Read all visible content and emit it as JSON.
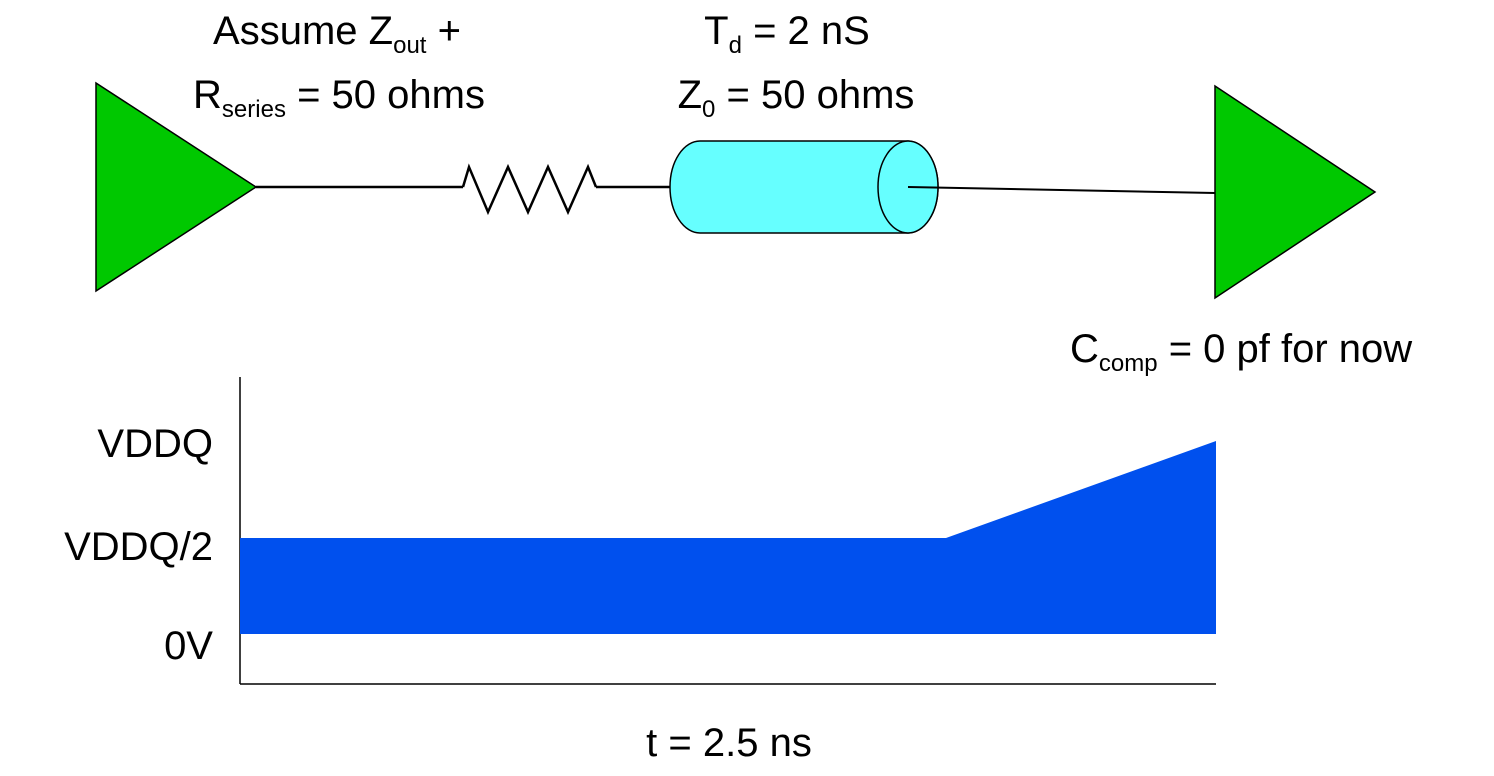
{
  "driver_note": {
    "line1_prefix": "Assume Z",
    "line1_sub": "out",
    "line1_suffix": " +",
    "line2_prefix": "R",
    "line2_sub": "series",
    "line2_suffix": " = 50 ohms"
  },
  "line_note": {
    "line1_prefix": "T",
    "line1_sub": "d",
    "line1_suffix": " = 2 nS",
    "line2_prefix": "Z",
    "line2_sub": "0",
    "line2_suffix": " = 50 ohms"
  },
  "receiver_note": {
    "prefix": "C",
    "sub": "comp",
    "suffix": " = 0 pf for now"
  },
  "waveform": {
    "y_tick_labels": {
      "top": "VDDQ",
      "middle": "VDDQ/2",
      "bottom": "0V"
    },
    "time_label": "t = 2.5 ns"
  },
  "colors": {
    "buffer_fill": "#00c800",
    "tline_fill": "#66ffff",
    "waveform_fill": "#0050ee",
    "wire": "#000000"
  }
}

Problem to solve:
All of the material above should be reproduced exactly, except the pictures.

Exercise solution:
Read all visible content and emit it as JSON.
{
  "driver_note": {
    "line1_prefix": "Assume Z",
    "line1_sub": "out",
    "line1_suffix": " +",
    "line2_prefix": "R",
    "line2_sub": "series",
    "line2_suffix": " = 50 ohms"
  },
  "line_note": {
    "line1_prefix": "T",
    "line1_sub": "d",
    "line1_suffix": " = 2 nS",
    "line2_prefix": "Z",
    "line2_sub": "0",
    "line2_suffix": " = 50 ohms"
  },
  "receiver_note": {
    "prefix": "C",
    "sub": "comp",
    "suffix": " = 0 pf for now"
  },
  "waveform": {
    "y_tick_labels": {
      "top": "VDDQ",
      "middle": "VDDQ/2",
      "bottom": "0V"
    },
    "time_label": "t = 2.5 ns"
  },
  "colors": {
    "buffer_fill": "#00c800",
    "tline_fill": "#66ffff",
    "waveform_fill": "#0050ee",
    "wire": "#000000"
  }
}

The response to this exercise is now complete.